(What you need to do) Copy out every line exactly, passing over the pictures.

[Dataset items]
---*---

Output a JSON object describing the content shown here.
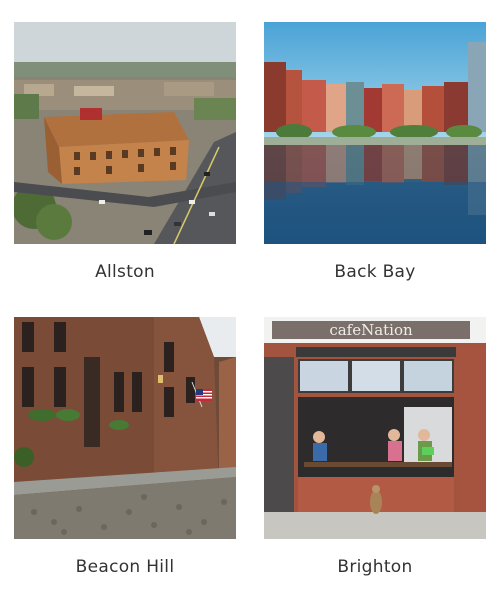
{
  "neighborhoods": [
    {
      "name": "Allston",
      "image": "aerial street view with brick buildings and traffic"
    },
    {
      "name": "Back Bay",
      "image": "brownstone rowhouses reflected in the Charles River"
    },
    {
      "name": "Beacon Hill",
      "image": "cobblestone street lined with brick rowhouses and an American flag"
    },
    {
      "name": "Brighton",
      "image": "cafe storefront with people seated at the window"
    }
  ],
  "brighton_sign": "cafeNation"
}
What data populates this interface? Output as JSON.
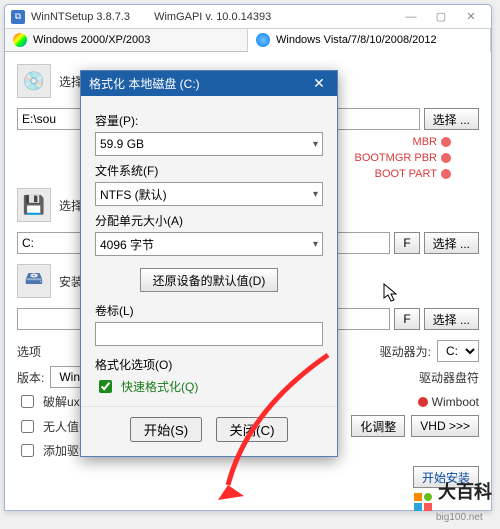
{
  "titlebar": {
    "app_name": "WinNTSetup 3.8.7.3",
    "api_label": "WimGAPI v. 10.0.14393"
  },
  "tabs": {
    "left": "Windows 2000/XP/2003",
    "right": "Windows Vista/7/8/10/2008/2012"
  },
  "main": {
    "sec1_title": "选择包含Windows安装文件的文件夹",
    "sec1_path": "E:\\sou",
    "select_btn": "选择 ...",
    "sec2_title": "选择",
    "sec2_path": "C:",
    "f_btn": "F",
    "sec3_title": "安装",
    "sec3_path": "",
    "options_label": "选项",
    "version_label": "版本:",
    "version_value": "Wind",
    "crack_label": "破解uxthe",
    "noattend_label": "无人值守",
    "adddriver_label": "添加驱动",
    "drivermap_label": "驱动器为:",
    "driver_value": "C:",
    "drivercheck_label": "驱动器盘符",
    "wimboot_label": "Wimboot",
    "tuning_btn": "化调整",
    "vhd_btn": "VHD",
    "start_install_btn": "开始安装"
  },
  "status": {
    "mbr": "MBR",
    "bootmgr": "BOOTMGR PBR",
    "bootpart": "BOOT PART"
  },
  "modal": {
    "title": "格式化 本地磁盘 (C:)",
    "capacity_label": "容量(P):",
    "capacity_value": "59.9 GB",
    "fs_label": "文件系统(F)",
    "fs_value": "NTFS (默认)",
    "au_label": "分配单元大小(A)",
    "au_value": "4096 字节",
    "restore_btn": "还原设备的默认值(D)",
    "vol_label": "卷标(L)",
    "vol_value": "",
    "fmt_opts_label": "格式化选项(O)",
    "quick_label": "快速格式化(Q)",
    "start_btn": "开始(S)",
    "close_btn": "关闭(C)"
  },
  "watermark": {
    "name": "大百科",
    "domain": "big100.net"
  }
}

---*---

(The solution)
Output a JSON object describing the content shown here.
{
  "neighborhoods": [
    {
      "name": "Allston",
      "image": "aerial street view with brick buildings and traffic"
    },
    {
      "name": "Back Bay",
      "image": "brownstone rowhouses reflected in the Charles River"
    },
    {
      "name": "Beacon Hill",
      "image": "cobblestone street lined with brick rowhouses and an American flag"
    },
    {
      "name": "Brighton",
      "image": "cafe storefront with people seated at the window"
    }
  ],
  "brighton_sign": "cafeNation"
}
What data populates this interface? Output as JSON.
{
  "titlebar": {
    "app_name": "WinNTSetup 3.8.7.3",
    "api_label": "WimGAPI v. 10.0.14393"
  },
  "tabs": {
    "left": "Windows 2000/XP/2003",
    "right": "Windows Vista/7/8/10/2008/2012"
  },
  "main": {
    "sec1_title": "选择包含Windows安装文件的文件夹",
    "sec1_path": "E:\\sou",
    "select_btn": "选择 ...",
    "sec2_title": "选择",
    "sec2_path": "C:",
    "f_btn": "F",
    "sec3_title": "安装",
    "sec3_path": "",
    "options_label": "选项",
    "version_label": "版本:",
    "version_value": "Wind",
    "crack_label": "破解uxthe",
    "noattend_label": "无人值守",
    "adddriver_label": "添加驱动",
    "drivermap_label": "驱动器为:",
    "driver_value": "C:",
    "drivercheck_label": "驱动器盘符",
    "wimboot_label": "Wimboot",
    "tuning_btn": "化调整",
    "vhd_btn": "VHD",
    "start_install_btn": "开始安装"
  },
  "status": {
    "mbr": "MBR",
    "bootmgr": "BOOTMGR PBR",
    "bootpart": "BOOT PART"
  },
  "modal": {
    "title": "格式化 本地磁盘 (C:)",
    "capacity_label": "容量(P):",
    "capacity_value": "59.9 GB",
    "fs_label": "文件系统(F)",
    "fs_value": "NTFS (默认)",
    "au_label": "分配单元大小(A)",
    "au_value": "4096 字节",
    "restore_btn": "还原设备的默认值(D)",
    "vol_label": "卷标(L)",
    "vol_value": "",
    "fmt_opts_label": "格式化选项(O)",
    "quick_label": "快速格式化(Q)",
    "start_btn": "开始(S)",
    "close_btn": "关闭(C)"
  },
  "watermark": {
    "name": "大百科",
    "domain": "big100.net"
  }
}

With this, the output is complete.